Trecho da fonte:
Keywords: Skinner, Chomsky, Verbal Behavior, review, historical fallacies, history of Behaviorism.

Carátula del artículo

Falácias Históricas no Debate Chomsky-Skinner

Historical Fallacies in the Chomsky-Skinner Debate

Mariana Adeline Bazotte de Mello
Universidade Federal do Paraná, Brasil
Bruno Angelo Strapasson
Universidade Federal do Paraná, Brasil
Acta Comportamentalia: Revista Latina de Análisis de Comportamiento, vol. 32, núm. 2, pp. 349-365, 2024
Universidad de Guadalajara

Recepción: 15 Agosto 2023

Aprobación: 29 Abril 2024

O Verbal Behavior (1957) é considerado uma das obras mais importantes de B. F. Skinner e, em decorrência de sua notoriedade, foi objeto de muitos comentários, discussões e críticas (Bandini & de Rose, 2010). O livro foi publicado em 1957, após anos de trabalho de escrita e investigações sobre retórica clássica, gramática, linguística, semântica, psicolinguística, crítica literária e filosofia da linguagem. De acordo com Abib (1994), a obra se caracteriza por uma linguagem bastante original e alternativa a essas disciplinas na definição de termos como comportamento verbal, linguagem e significado. Em seu trabalho, Skinner propõe um novo tipo de programa investigativo do comportamento verbal e defende a superioridade dessa proposta em relação às demais.

Material fornecido:

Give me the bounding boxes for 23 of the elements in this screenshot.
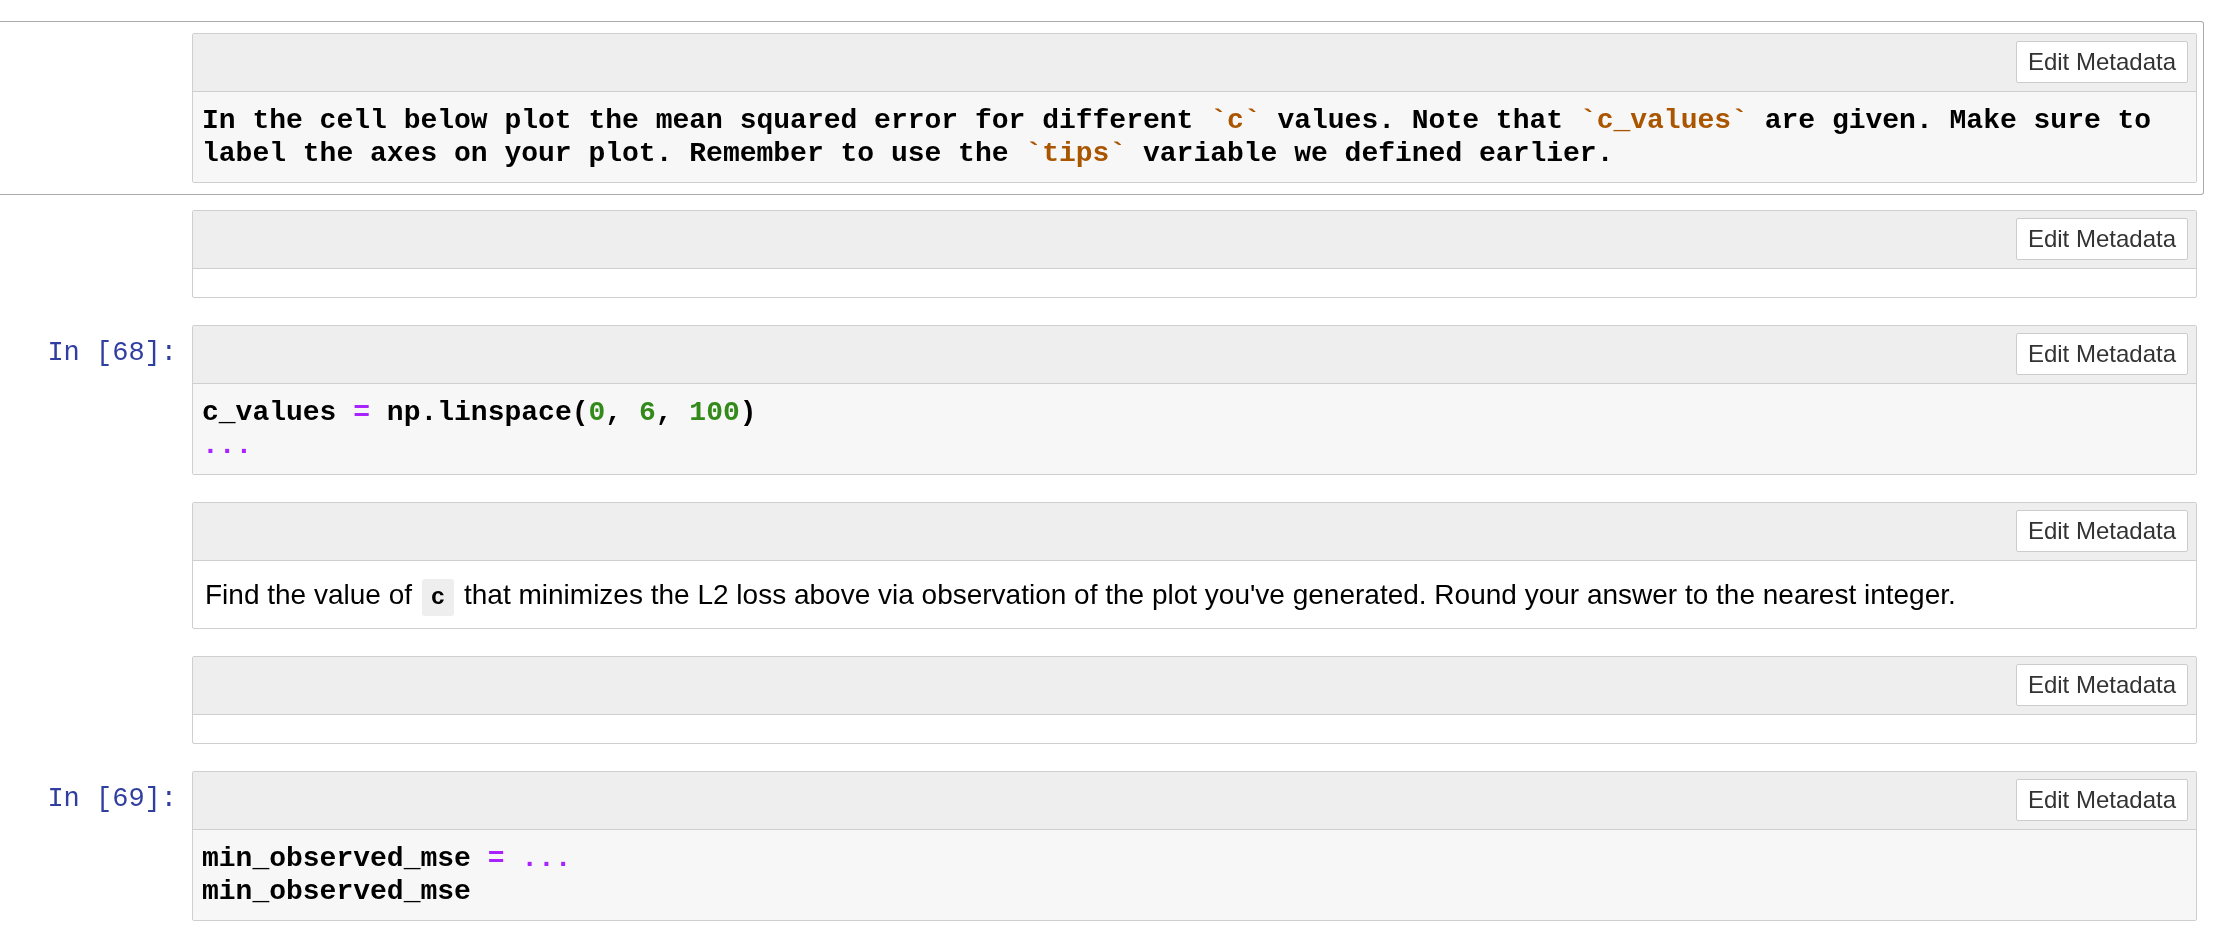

Tarefa proposta: Reproduza, sem alterações, a parte do trecho sobre o Verbal Behavior de Skinner que vai de "O Verbal Behavior" a "relação às demais.". O material provém de uma fonte diferente.

Resultado da tarefa:
O Verbal Behavior (1957) é considerado uma das obras mais importantes de B. F. Skinner e, em decorrência de sua notoriedade, foi objeto de muitos comentários, discussões e críticas (Bandini & de Rose, 2010). O livro foi publicado em 1957, após anos de trabalho de escrita e investigações sobre retórica clássica, gramática, linguística, semântica, psicolinguística, crítica literária e filosofia da linguagem. De acordo com Abib (1994), a obra se caracteriza por uma linguagem bastante original e alternativa a essas disciplinas na definição de termos como comportamento verbal, linguagem e significado. Em seu trabalho, Skinner propõe um novo tipo de programa investigativo do comportamento verbal e defende a superioridade dessa proposta em relação às demais.